Records from a dataset:
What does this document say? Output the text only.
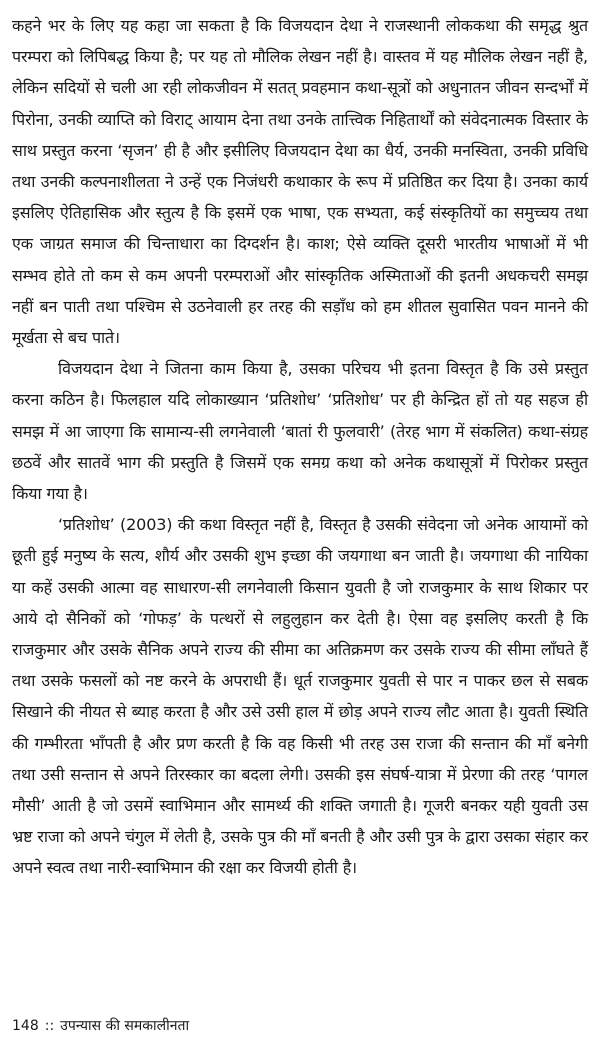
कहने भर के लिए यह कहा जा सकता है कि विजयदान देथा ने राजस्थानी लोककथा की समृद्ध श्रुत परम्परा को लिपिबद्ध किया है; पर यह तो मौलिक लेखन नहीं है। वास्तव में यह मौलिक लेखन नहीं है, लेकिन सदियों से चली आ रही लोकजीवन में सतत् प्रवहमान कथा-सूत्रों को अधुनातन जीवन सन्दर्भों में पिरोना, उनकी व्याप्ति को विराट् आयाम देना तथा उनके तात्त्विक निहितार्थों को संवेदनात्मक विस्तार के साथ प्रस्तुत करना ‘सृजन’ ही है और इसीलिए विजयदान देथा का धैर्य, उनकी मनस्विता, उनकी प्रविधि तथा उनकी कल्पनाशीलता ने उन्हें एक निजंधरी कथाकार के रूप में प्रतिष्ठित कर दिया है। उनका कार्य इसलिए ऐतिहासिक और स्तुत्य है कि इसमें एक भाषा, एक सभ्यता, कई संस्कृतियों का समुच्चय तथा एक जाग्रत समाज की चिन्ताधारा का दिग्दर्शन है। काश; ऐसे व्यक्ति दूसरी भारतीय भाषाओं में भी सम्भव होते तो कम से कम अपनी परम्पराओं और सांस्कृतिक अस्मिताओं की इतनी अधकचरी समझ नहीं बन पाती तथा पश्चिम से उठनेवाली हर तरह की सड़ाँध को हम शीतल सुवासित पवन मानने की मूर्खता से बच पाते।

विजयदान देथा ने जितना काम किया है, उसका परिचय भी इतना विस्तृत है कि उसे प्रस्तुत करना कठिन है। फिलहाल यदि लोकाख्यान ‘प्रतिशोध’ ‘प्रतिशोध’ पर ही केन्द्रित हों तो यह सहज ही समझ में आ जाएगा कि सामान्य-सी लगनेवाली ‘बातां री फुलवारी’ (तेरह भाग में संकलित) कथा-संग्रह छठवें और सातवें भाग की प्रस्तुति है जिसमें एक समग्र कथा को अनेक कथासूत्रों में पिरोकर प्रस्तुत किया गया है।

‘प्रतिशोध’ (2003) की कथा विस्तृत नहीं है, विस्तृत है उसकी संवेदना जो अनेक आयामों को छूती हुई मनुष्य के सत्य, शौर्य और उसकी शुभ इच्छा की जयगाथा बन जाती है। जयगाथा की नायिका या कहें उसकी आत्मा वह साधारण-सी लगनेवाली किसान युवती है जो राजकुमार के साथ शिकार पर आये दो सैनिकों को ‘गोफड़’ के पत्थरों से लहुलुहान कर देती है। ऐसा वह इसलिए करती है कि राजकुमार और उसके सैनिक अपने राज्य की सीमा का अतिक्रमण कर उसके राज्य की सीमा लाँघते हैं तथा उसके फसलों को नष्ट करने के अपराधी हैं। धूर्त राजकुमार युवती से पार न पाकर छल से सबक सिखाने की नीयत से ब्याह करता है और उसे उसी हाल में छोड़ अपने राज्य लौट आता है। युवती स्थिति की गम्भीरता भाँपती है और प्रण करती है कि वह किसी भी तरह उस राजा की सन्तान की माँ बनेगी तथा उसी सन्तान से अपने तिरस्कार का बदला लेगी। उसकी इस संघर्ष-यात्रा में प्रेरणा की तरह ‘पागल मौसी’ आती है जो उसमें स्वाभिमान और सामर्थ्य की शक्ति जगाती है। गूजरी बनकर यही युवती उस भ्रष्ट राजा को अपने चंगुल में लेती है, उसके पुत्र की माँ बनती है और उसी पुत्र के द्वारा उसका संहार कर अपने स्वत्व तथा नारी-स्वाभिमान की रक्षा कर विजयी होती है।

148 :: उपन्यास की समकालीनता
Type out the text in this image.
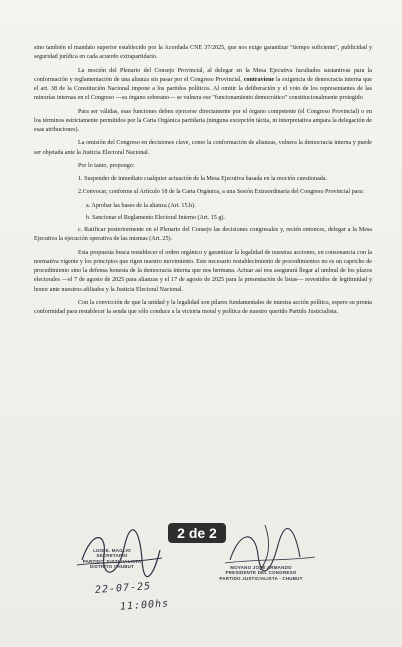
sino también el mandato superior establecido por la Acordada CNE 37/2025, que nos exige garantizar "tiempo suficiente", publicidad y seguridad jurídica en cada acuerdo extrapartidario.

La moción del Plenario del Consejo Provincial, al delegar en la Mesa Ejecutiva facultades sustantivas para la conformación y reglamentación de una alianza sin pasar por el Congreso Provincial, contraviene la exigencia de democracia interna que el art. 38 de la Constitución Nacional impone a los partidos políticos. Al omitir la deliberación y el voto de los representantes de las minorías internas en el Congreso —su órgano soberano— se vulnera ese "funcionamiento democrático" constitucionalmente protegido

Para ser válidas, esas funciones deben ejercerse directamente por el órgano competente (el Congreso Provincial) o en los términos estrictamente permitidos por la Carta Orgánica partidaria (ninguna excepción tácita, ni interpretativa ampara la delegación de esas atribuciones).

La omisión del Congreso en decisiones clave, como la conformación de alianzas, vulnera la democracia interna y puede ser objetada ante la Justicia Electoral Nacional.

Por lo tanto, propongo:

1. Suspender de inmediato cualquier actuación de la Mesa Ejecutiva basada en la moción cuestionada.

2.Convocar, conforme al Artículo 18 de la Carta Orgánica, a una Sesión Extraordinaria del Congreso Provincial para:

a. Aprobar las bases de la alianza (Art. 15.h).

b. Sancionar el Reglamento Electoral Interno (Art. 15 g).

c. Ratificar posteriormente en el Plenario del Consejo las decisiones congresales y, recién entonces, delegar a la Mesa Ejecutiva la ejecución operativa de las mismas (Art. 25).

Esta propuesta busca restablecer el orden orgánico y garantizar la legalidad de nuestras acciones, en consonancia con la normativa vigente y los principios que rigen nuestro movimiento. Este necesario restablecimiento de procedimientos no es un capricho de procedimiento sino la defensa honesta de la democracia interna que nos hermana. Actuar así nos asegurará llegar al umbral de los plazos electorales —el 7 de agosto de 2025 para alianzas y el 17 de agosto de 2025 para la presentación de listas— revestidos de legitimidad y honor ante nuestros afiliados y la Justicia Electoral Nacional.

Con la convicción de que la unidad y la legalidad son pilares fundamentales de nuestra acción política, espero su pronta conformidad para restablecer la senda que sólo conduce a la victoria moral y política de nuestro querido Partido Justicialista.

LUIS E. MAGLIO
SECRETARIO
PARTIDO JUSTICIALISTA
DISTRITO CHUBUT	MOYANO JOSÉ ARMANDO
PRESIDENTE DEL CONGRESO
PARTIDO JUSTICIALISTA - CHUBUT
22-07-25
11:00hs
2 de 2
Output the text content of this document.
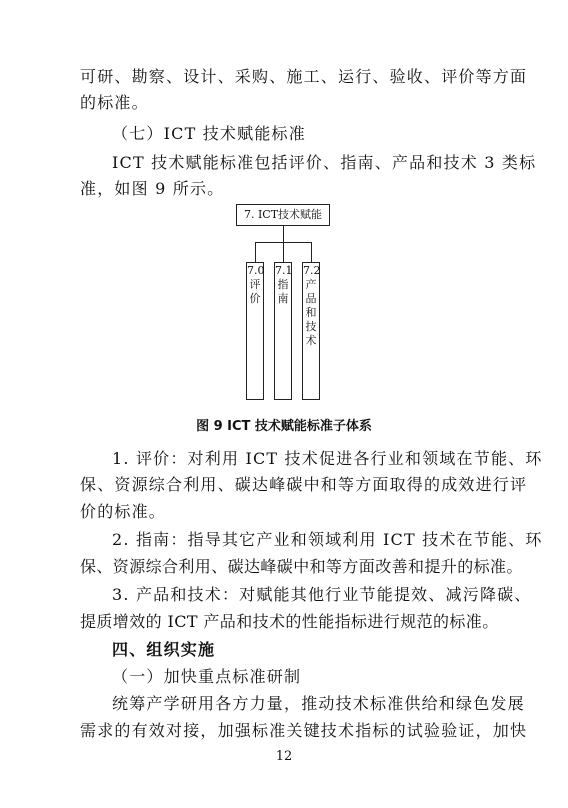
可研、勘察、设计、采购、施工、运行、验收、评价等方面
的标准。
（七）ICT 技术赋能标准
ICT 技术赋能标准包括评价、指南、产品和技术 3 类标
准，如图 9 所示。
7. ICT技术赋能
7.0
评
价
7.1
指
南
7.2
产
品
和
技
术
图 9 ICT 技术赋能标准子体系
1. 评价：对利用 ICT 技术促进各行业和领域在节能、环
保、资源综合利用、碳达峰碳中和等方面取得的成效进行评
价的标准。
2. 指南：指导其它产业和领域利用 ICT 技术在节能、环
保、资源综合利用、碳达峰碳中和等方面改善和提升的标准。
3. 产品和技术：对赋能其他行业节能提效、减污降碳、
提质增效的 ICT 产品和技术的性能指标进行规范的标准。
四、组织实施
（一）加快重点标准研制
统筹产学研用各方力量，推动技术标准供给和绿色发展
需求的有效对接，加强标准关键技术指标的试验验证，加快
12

What you have to do:
Give every record back exactly as it reads, with no images.

Response to this task:
What does this document say? Output the text only.
कहने भर के लिए यह कहा जा सकता है कि विजयदान देथा ने राजस्थानी लोककथा की समृद्ध श्रुत परम्परा को लिपिबद्ध किया है; पर यह तो मौलिक लेखन नहीं है। वास्तव में यह मौलिक लेखन नहीं है, लेकिन सदियों से चली आ रही लोकजीवन में सतत् प्रवहमान कथा-सूत्रों को अधुनातन जीवन सन्दर्भों में पिरोना, उनकी व्याप्ति को विराट् आयाम देना तथा उनके तात्त्विक निहितार्थों को संवेदनात्मक विस्तार के साथ प्रस्तुत करना ‘सृजन’ ही है और इसीलिए विजयदान देथा का धैर्य, उनकी मनस्विता, उनकी प्रविधि तथा उनकी कल्पनाशीलता ने उन्हें एक निजंधरी कथाकार के रूप में प्रतिष्ठित कर दिया है। उनका कार्य इसलिए ऐतिहासिक और स्तुत्य है कि इसमें एक भाषा, एक सभ्यता, कई संस्कृतियों का समुच्चय तथा एक जाग्रत समाज की चिन्ताधारा का दिग्दर्शन है। काश; ऐसे व्यक्ति दूसरी भारतीय भाषाओं में भी सम्भव होते तो कम से कम अपनी परम्पराओं और सांस्कृतिक अस्मिताओं की इतनी अधकचरी समझ नहीं बन पाती तथा पश्चिम से उठनेवाली हर तरह की सड़ाँध को हम शीतल सुवासित पवन मानने की मूर्खता से बच पाते।

विजयदान देथा ने जितना काम किया है, उसका परिचय भी इतना विस्तृत है कि उसे प्रस्तुत करना कठिन है। फिलहाल यदि लोकाख्यान ‘प्रतिशोध’ ‘प्रतिशोध’ पर ही केन्द्रित हों तो यह सहज ही समझ में आ जाएगा कि सामान्य-सी लगनेवाली ‘बातां री फुलवारी’ (तेरह भाग में संकलित) कथा-संग्रह छठवें और सातवें भाग की प्रस्तुति है जिसमें एक समग्र कथा को अनेक कथासूत्रों में पिरोकर प्रस्तुत किया गया है।

‘प्रतिशोध’ (2003) की कथा विस्तृत नहीं है, विस्तृत है उसकी संवेदना जो अनेक आयामों को छूती हुई मनुष्य के सत्य, शौर्य और उसकी शुभ इच्छा की जयगाथा बन जाती है। जयगाथा की नायिका या कहें उसकी आत्मा वह साधारण-सी लगनेवाली किसान युवती है जो राजकुमार के साथ शिकार पर आये दो सैनिकों को ‘गोफड़’ के पत्थरों से लहुलुहान कर देती है। ऐसा वह इसलिए करती है कि राजकुमार और उसके सैनिक अपने राज्य की सीमा का अतिक्रमण कर उसके राज्य की सीमा लाँघते हैं तथा उसके फसलों को नष्ट करने के अपराधी हैं। धूर्त राजकुमार युवती से पार न पाकर छल से सबक सिखाने की नीयत से ब्याह करता है और उसे उसी हाल में छोड़ अपने राज्य लौट आता है। युवती स्थिति की गम्भीरता भाँपती है और प्रण करती है कि वह किसी भी तरह उस राजा की सन्तान की माँ बनेगी तथा उसी सन्तान से अपने तिरस्कार का बदला लेगी। उसकी इस संघर्ष-यात्रा में प्रेरणा की तरह ‘पागल मौसी’ आती है जो उसमें स्वाभिमान और सामर्थ्य की शक्ति जगाती है। गूजरी बनकर यही युवती उस भ्रष्ट राजा को अपने चंगुल में लेती है, उसके पुत्र की माँ बनती है और उसी पुत्र के द्वारा उसका संहार कर अपने स्वत्व तथा नारी-स्वाभिमान की रक्षा कर विजयी होती है।

148 :: उपन्यास की समकालीनता
Type out the text in this image.
sino también el mandato superior establecido por la Acordada CNE 37/2025, que nos exige garantizar "tiempo suficiente", publicidad y seguridad jurídica en cada acuerdo extrapartidario.

La moción del Plenario del Consejo Provincial, al delegar en la Mesa Ejecutiva facultades sustantivas para la conformación y reglamentación de una alianza sin pasar por el Congreso Provincial, contraviene la exigencia de democracia interna que el art. 38 de la Constitución Nacional impone a los partidos políticos. Al omitir la deliberación y el voto de los representantes de las minorías internas en el Congreso —su órgano soberano— se vulnera ese "funcionamiento democrático" constitucionalmente protegido

Para ser válidas, esas funciones deben ejercerse directamente por el órgano competente (el Congreso Provincial) o en los términos estrictamente permitidos por la Carta Orgánica partidaria (ninguna excepción tácita, ni interpretativa ampara la delegación de esas atribuciones).

La omisión del Congreso en decisiones clave, como la conformación de alianzas, vulnera la democracia interna y puede ser objetada ante la Justicia Electoral Nacional.

Por lo tanto, propongo:

1. Suspender de inmediato cualquier actuación de la Mesa Ejecutiva basada en la moción cuestionada.

2.Convocar, conforme al Artículo 18 de la Carta Orgánica, a una Sesión Extraordinaria del Congreso Provincial para:

a. Aprobar las bases de la alianza (Art. 15.h).

b. Sancionar el Reglamento Electoral Interno (Art. 15 g).

c. Ratificar posteriormente en el Plenario del Consejo las decisiones congresales y, recién entonces, delegar a la Mesa Ejecutiva la ejecución operativa de las mismas (Art. 25).

Esta propuesta busca restablecer el orden orgánico y garantizar la legalidad de nuestras acciones, en consonancia con la normativa vigente y los principios que rigen nuestro movimiento. Este necesario restablecimiento de procedimientos no es un capricho de procedimiento sino la defensa honesta de la democracia interna que nos hermana. Actuar así nos asegurará llegar al umbral de los plazos electorales —el 7 de agosto de 2025 para alianzas y el 17 de agosto de 2025 para la presentación de listas— revestidos de legitimidad y honor ante nuestros afiliados y la Justicia Electoral Nacional.

Con la convicción de que la unidad y la legalidad son pilares fundamentales de nuestra acción política, espero su pronta conformidad para restablecer la senda que sólo conduce a la victoria moral y política de nuestro querido Partido Justicialista.

LUIS E. MAGLIO
SECRETARIO
PARTIDO JUSTICIALISTA
DISTRITO CHUBUT	MOYANO JOSÉ ARMANDO
PRESIDENTE DEL CONGRESO
PARTIDO JUSTICIALISTA - CHUBUT
22-07-25
11:00hs
2 de 2
Output the text content of this document.
可研、勘察、设计、采购、施工、运行、验收、评价等方面
的标准。
（七）ICT 技术赋能标准
ICT 技术赋能标准包括评价、指南、产品和技术 3 类标
准，如图 9 所示。
7. ICT技术赋能
7.0
评
价
7.1
指
南
7.2
产
品
和
技
术
图 9 ICT 技术赋能标准子体系
1. 评价：对利用 ICT 技术促进各行业和领域在节能、环
保、资源综合利用、碳达峰碳中和等方面取得的成效进行评
价的标准。
2. 指南：指导其它产业和领域利用 ICT 技术在节能、环
保、资源综合利用、碳达峰碳中和等方面改善和提升的标准。
3. 产品和技术：对赋能其他行业节能提效、减污降碳、
提质增效的 ICT 产品和技术的性能指标进行规范的标准。
四、组织实施
（一）加快重点标准研制
统筹产学研用各方力量，推动技术标准供给和绿色发展
需求的有效对接，加强标准关键技术指标的试验验证，加快
12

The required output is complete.